Exercise objective: Work out how many lines hold the string "content". The answer is a single number, nothing more.

Data excerpts:
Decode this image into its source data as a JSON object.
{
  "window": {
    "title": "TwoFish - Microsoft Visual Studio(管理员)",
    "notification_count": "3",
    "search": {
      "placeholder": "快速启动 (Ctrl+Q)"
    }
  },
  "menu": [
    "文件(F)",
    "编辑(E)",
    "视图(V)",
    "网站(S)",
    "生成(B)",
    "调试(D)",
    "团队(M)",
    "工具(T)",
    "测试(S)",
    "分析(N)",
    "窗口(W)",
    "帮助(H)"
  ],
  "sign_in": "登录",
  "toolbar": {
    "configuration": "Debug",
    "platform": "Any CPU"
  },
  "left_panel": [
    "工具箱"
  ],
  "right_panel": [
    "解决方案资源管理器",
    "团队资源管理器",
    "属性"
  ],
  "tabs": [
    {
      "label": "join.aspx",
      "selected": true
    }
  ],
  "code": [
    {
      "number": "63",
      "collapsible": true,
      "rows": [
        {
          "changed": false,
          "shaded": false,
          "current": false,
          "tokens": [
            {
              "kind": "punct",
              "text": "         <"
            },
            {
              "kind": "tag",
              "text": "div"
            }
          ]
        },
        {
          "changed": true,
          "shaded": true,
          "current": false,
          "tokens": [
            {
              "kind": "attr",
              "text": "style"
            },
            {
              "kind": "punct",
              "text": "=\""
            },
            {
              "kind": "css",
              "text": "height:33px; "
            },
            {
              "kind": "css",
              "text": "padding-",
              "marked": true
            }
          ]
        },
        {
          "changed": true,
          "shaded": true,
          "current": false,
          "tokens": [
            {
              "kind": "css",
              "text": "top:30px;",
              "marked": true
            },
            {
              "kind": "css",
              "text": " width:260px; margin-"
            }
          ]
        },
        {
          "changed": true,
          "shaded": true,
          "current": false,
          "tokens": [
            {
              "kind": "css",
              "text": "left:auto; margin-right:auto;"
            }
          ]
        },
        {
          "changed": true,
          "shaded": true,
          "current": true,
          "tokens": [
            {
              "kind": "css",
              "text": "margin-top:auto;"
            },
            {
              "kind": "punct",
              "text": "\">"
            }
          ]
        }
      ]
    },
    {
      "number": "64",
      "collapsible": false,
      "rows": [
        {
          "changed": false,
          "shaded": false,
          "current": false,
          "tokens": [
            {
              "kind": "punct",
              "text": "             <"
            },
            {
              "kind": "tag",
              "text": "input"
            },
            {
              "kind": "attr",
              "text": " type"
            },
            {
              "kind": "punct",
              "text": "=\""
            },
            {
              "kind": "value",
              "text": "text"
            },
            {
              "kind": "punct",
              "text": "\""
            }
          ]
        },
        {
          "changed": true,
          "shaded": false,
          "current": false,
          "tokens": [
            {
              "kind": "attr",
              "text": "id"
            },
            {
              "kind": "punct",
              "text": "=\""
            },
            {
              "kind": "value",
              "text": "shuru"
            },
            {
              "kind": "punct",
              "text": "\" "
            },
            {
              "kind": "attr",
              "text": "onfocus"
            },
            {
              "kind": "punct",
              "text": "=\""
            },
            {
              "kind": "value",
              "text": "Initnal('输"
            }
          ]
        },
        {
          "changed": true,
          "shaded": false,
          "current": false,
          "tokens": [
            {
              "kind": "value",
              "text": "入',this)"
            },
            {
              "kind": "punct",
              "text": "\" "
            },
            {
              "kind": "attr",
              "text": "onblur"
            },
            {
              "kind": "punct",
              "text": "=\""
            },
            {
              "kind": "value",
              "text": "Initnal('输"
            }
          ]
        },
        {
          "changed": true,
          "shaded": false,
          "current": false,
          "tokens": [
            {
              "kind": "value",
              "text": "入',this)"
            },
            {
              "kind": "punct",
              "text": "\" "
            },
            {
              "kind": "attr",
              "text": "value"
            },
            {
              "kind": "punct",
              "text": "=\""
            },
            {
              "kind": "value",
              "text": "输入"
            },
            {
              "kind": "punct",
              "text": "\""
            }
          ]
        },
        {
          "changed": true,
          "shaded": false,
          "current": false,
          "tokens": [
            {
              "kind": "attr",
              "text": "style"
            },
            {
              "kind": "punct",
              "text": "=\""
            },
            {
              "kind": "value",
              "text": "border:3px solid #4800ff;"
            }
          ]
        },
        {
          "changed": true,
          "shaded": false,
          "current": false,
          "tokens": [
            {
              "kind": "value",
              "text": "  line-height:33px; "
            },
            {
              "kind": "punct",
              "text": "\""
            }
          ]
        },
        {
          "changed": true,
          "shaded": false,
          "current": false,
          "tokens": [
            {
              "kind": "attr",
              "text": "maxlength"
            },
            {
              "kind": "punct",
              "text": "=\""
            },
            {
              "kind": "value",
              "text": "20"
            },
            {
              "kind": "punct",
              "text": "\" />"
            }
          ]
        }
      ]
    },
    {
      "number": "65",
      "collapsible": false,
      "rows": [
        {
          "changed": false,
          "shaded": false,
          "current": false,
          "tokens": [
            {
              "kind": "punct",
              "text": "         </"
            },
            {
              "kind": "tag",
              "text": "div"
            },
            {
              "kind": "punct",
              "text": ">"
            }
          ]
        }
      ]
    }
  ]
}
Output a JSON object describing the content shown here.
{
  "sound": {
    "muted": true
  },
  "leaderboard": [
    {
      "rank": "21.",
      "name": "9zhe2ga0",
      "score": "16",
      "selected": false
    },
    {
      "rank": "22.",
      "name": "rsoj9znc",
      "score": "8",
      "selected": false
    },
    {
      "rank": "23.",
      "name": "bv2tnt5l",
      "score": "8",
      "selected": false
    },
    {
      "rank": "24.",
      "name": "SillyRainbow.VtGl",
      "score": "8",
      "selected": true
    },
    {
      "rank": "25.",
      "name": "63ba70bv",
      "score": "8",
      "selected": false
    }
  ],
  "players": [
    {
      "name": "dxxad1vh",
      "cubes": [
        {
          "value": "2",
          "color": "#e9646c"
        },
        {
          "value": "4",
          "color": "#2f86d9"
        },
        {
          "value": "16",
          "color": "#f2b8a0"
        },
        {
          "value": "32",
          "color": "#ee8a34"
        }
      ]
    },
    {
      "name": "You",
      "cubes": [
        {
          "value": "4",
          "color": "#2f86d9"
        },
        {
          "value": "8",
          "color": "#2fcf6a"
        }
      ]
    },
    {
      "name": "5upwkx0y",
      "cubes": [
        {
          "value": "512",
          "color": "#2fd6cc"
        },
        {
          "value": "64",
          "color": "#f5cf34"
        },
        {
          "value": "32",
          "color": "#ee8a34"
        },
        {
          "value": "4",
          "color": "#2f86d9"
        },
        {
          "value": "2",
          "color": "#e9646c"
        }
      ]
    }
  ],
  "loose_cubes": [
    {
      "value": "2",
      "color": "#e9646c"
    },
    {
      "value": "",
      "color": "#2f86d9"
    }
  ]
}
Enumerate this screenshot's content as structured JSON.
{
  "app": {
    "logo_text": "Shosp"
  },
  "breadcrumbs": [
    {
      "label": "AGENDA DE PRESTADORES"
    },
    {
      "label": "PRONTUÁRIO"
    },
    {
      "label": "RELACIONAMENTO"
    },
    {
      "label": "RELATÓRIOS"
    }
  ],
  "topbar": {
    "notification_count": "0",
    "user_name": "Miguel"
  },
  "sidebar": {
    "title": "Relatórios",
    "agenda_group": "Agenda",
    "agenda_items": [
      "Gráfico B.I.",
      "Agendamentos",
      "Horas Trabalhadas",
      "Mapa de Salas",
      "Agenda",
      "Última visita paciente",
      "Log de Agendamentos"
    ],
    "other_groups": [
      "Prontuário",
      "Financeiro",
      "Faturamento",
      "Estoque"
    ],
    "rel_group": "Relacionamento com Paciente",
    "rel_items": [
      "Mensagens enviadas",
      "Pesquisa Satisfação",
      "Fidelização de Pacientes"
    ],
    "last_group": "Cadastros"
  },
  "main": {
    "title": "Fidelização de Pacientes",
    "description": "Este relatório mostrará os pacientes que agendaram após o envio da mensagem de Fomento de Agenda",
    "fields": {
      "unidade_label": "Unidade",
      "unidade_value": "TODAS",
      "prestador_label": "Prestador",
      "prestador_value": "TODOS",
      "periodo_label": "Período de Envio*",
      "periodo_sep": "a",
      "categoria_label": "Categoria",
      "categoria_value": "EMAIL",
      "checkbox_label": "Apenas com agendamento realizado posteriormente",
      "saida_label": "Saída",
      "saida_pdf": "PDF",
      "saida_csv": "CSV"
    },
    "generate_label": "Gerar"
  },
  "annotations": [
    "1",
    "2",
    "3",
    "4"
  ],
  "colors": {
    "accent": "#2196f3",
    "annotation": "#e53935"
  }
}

Completed task: 2